* Data for processing:
········
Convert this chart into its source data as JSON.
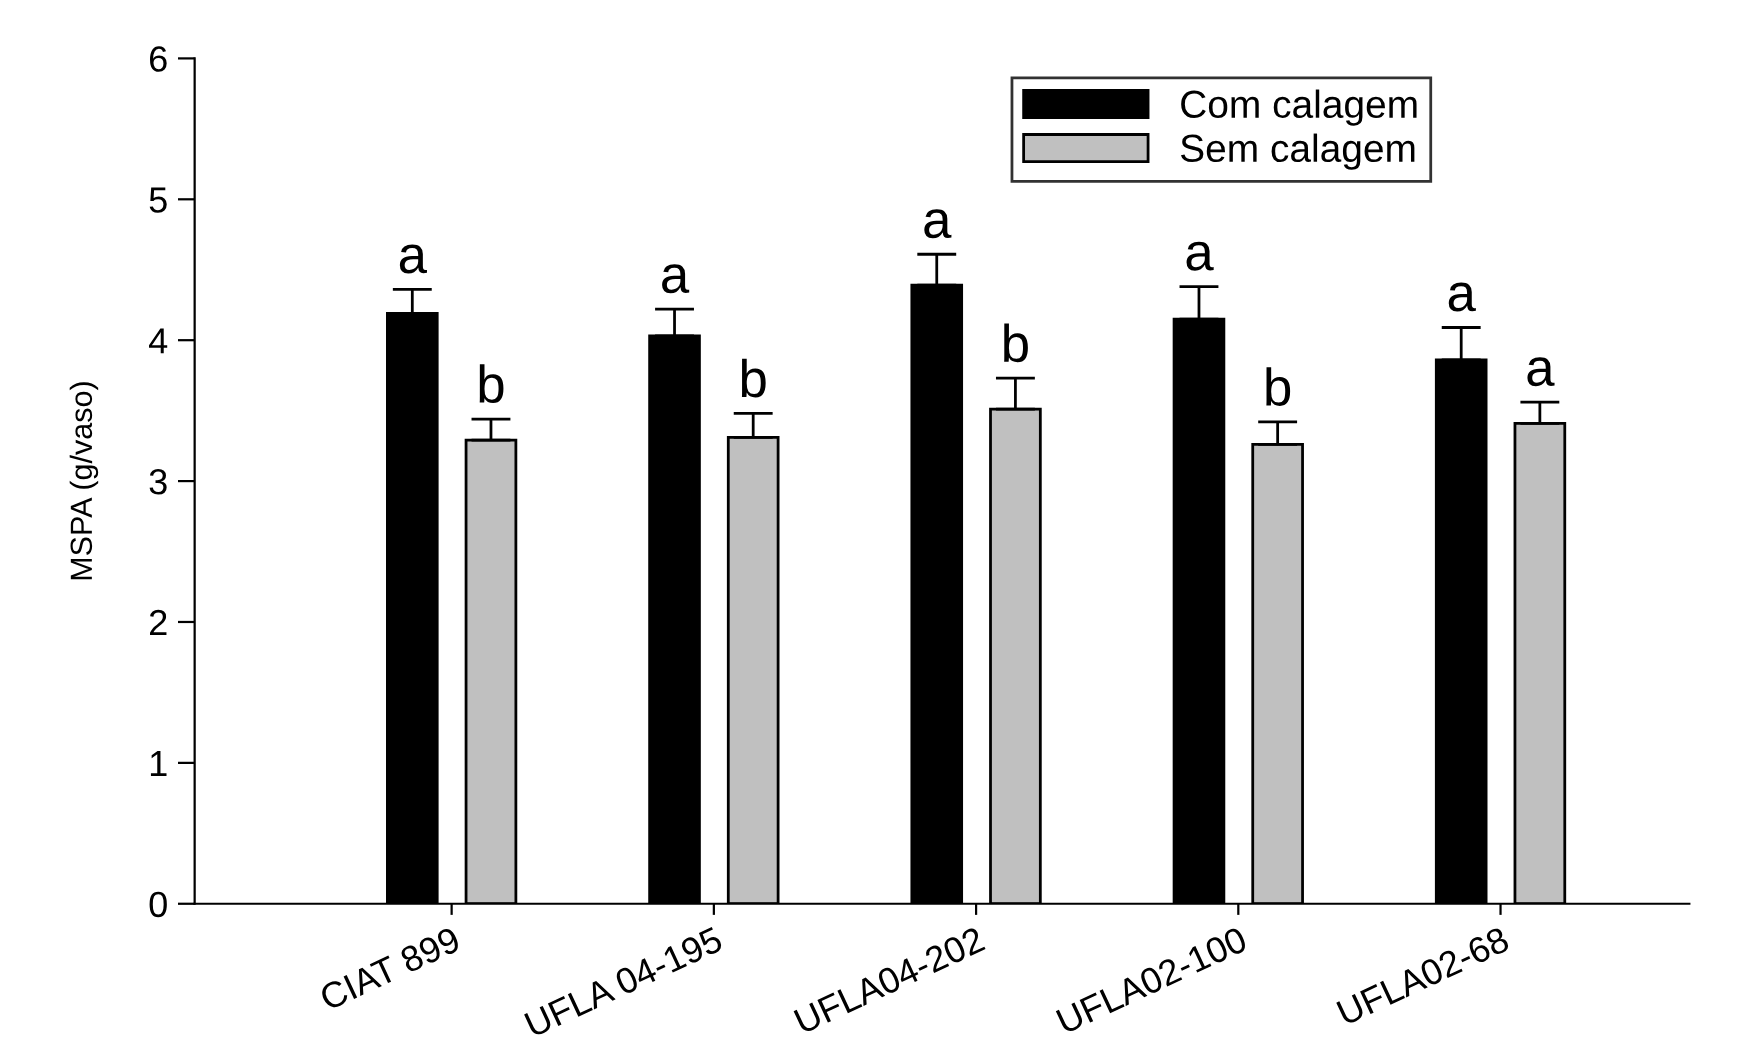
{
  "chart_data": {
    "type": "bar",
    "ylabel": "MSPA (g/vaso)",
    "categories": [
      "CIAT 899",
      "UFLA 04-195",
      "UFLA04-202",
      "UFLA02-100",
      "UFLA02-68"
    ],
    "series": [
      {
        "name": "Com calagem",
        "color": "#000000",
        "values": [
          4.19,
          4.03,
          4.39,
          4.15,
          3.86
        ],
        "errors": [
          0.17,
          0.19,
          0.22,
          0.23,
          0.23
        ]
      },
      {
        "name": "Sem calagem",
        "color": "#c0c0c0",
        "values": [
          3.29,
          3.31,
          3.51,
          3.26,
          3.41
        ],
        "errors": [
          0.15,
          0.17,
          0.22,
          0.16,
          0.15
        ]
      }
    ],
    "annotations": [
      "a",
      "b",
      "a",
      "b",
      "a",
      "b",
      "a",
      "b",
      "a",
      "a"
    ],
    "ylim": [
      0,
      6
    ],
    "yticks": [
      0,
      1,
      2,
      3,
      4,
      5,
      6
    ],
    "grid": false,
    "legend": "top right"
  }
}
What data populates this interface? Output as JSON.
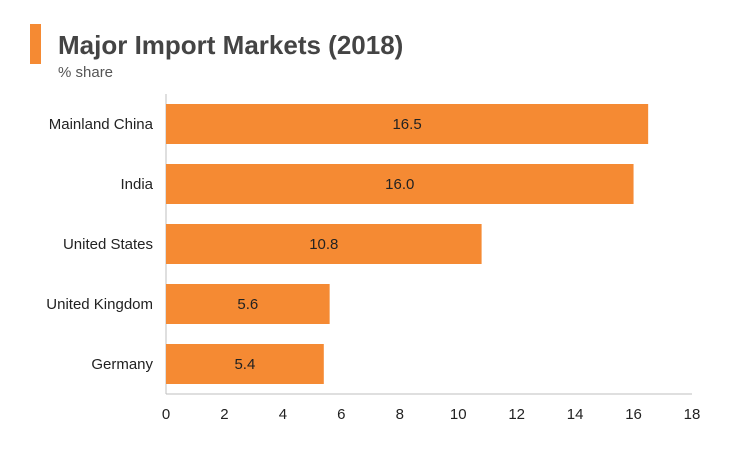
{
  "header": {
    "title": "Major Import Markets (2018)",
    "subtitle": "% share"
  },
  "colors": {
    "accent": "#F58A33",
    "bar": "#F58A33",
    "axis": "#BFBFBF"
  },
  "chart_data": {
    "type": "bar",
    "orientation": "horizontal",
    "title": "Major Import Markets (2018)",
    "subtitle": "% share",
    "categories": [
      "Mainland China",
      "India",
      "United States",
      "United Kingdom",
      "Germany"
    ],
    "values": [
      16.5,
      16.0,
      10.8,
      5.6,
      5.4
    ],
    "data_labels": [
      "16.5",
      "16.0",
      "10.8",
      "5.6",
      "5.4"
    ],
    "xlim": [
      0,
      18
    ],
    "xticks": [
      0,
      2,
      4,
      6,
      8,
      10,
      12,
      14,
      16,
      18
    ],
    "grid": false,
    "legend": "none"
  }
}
········
* Directive: The entries above should be reproduced exactly, without their pictures.

* Exercise answer:
Convert this chart into its source data as JSON.
{
  "chart_data": {
    "type": "bar",
    "ylabel": "MSPA (g/vaso)",
    "categories": [
      "CIAT 899",
      "UFLA 04-195",
      "UFLA04-202",
      "UFLA02-100",
      "UFLA02-68"
    ],
    "series": [
      {
        "name": "Com calagem",
        "color": "#000000",
        "values": [
          4.19,
          4.03,
          4.39,
          4.15,
          3.86
        ],
        "errors": [
          0.17,
          0.19,
          0.22,
          0.23,
          0.23
        ]
      },
      {
        "name": "Sem calagem",
        "color": "#c0c0c0",
        "values": [
          3.29,
          3.31,
          3.51,
          3.26,
          3.41
        ],
        "errors": [
          0.15,
          0.17,
          0.22,
          0.16,
          0.15
        ]
      }
    ],
    "annotations": [
      "a",
      "b",
      "a",
      "b",
      "a",
      "b",
      "a",
      "b",
      "a",
      "a"
    ],
    "ylim": [
      0,
      6
    ],
    "yticks": [
      0,
      1,
      2,
      3,
      4,
      5,
      6
    ],
    "grid": false,
    "legend": "top right"
  }
}
What data populates this interface? Output as JSON.
{
  "header": {
    "title": "Major Import Markets (2018)",
    "subtitle": "% share"
  },
  "colors": {
    "accent": "#F58A33",
    "bar": "#F58A33",
    "axis": "#BFBFBF"
  },
  "chart_data": {
    "type": "bar",
    "orientation": "horizontal",
    "title": "Major Import Markets (2018)",
    "subtitle": "% share",
    "categories": [
      "Mainland China",
      "India",
      "United States",
      "United Kingdom",
      "Germany"
    ],
    "values": [
      16.5,
      16.0,
      10.8,
      5.6,
      5.4
    ],
    "data_labels": [
      "16.5",
      "16.0",
      "10.8",
      "5.6",
      "5.4"
    ],
    "xlim": [
      0,
      18
    ],
    "xticks": [
      0,
      2,
      4,
      6,
      8,
      10,
      12,
      14,
      16,
      18
    ],
    "grid": false,
    "legend": "none"
  }
}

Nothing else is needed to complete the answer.